## Begin EXERCISE MATERIAL
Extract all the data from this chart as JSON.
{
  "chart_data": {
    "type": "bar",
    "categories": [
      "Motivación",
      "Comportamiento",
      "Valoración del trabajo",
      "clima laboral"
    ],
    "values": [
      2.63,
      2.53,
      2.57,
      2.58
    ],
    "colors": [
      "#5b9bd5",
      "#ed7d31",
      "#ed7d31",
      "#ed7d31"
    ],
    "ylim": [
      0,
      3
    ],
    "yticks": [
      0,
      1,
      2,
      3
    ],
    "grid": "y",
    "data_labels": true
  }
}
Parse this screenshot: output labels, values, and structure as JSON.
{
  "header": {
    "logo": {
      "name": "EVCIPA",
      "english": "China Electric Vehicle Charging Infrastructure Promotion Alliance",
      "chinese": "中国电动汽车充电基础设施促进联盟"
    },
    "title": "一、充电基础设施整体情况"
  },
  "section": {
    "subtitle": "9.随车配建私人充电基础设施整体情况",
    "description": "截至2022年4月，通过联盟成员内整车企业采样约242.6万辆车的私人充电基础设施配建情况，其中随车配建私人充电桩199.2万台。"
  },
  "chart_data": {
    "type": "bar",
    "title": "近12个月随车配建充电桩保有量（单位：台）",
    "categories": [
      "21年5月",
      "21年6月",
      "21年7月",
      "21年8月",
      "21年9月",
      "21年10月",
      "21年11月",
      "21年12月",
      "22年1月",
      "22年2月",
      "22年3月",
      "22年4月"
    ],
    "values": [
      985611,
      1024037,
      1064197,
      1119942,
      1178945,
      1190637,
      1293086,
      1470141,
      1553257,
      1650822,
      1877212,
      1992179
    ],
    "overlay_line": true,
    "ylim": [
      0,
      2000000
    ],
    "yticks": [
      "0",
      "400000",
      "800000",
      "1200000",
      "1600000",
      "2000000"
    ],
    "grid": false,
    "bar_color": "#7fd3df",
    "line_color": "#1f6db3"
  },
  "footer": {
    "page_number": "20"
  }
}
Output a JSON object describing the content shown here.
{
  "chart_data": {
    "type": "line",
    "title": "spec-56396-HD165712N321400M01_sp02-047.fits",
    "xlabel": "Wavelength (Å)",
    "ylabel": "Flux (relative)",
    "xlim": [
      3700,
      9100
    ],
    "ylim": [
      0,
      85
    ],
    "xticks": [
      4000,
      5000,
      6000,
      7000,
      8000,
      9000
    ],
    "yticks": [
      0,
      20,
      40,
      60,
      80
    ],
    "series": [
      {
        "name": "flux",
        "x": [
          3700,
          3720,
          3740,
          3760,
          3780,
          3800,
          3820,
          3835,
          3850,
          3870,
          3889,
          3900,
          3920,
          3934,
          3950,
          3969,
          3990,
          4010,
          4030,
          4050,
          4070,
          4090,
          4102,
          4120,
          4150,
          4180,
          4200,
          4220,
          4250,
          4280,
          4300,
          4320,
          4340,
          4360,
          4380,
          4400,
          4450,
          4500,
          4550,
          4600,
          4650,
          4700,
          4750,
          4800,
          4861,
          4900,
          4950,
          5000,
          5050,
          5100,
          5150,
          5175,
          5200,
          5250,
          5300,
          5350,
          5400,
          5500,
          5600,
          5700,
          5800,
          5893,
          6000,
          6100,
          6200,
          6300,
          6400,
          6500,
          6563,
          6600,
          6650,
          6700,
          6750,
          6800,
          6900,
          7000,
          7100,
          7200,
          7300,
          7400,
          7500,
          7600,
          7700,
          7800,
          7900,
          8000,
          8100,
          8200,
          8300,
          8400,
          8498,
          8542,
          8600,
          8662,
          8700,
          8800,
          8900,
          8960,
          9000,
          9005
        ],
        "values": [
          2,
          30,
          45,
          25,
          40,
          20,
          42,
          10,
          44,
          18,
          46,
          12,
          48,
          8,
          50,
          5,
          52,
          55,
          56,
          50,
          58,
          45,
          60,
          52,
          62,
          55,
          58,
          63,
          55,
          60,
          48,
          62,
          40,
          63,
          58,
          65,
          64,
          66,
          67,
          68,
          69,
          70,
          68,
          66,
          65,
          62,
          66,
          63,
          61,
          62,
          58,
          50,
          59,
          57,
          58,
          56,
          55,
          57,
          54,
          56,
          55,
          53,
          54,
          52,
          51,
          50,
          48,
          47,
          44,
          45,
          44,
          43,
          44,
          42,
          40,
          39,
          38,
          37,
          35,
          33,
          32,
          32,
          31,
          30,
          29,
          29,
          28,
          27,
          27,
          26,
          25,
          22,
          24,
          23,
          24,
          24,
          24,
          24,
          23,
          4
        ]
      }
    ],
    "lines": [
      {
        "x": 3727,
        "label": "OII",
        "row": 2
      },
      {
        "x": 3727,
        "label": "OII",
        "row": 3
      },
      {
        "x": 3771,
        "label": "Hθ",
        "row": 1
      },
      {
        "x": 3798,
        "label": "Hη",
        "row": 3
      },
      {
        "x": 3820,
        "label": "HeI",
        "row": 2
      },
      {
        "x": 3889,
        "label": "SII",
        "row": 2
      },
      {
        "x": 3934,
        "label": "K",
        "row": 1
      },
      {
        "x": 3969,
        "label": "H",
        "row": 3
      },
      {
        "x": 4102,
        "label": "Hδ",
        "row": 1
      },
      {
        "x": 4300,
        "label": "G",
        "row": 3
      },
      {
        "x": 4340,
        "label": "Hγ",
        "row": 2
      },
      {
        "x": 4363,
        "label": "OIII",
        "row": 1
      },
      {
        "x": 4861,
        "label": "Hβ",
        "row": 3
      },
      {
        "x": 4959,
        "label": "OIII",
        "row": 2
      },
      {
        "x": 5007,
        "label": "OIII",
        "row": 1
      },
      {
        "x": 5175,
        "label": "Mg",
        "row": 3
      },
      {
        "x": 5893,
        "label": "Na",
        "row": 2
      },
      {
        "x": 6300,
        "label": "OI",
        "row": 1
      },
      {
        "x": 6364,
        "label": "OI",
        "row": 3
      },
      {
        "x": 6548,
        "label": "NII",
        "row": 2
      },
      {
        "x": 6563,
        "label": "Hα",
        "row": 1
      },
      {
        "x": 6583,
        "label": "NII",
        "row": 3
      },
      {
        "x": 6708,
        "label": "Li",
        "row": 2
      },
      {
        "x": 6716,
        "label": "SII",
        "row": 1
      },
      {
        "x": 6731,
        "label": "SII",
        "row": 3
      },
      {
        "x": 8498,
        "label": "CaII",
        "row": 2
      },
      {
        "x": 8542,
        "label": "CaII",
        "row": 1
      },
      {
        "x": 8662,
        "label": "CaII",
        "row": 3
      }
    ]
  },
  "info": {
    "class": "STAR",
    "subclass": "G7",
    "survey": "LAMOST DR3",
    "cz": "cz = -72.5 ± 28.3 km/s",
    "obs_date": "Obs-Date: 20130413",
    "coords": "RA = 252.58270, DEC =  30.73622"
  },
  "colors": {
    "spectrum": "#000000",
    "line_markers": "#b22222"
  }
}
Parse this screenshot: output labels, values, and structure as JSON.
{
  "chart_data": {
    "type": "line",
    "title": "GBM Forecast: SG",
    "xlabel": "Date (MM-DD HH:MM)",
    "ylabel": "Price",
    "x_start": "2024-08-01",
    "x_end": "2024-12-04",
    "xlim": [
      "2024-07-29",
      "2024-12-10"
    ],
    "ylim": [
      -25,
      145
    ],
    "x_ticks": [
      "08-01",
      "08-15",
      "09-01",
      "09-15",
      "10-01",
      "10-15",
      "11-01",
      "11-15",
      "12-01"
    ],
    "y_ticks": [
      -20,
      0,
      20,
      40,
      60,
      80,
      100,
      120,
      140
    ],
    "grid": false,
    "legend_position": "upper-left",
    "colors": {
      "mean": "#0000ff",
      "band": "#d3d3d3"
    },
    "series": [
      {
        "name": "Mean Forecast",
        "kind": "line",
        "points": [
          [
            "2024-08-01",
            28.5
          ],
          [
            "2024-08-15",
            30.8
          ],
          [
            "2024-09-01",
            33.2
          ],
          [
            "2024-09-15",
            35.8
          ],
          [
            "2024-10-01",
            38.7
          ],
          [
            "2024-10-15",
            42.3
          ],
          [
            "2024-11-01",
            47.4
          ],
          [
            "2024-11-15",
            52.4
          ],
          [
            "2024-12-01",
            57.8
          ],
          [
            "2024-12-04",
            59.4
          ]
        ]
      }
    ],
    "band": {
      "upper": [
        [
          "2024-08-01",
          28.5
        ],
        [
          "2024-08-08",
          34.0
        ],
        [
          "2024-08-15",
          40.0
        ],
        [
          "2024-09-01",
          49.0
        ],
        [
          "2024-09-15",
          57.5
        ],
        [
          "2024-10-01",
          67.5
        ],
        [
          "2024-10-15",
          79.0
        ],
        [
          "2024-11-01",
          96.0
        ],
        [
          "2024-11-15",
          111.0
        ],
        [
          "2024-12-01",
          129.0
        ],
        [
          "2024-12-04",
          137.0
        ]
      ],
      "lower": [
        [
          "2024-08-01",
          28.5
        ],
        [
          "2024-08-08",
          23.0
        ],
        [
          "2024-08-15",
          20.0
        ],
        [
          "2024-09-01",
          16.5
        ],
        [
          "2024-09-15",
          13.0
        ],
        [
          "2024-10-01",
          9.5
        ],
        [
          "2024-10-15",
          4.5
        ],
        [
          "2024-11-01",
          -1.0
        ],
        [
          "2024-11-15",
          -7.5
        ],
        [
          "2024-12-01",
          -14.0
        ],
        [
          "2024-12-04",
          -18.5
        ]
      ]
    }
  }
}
## End EXERCISE MATERIAL
**STATED PROBLEM**
Select all lines in the listing above where the word "Date" appears, and show them.

**WRITTEN RESPONSE**
    "obs_date": "Obs-Date: 20130413",
    "xlabel": "Date (MM-DD HH:MM)",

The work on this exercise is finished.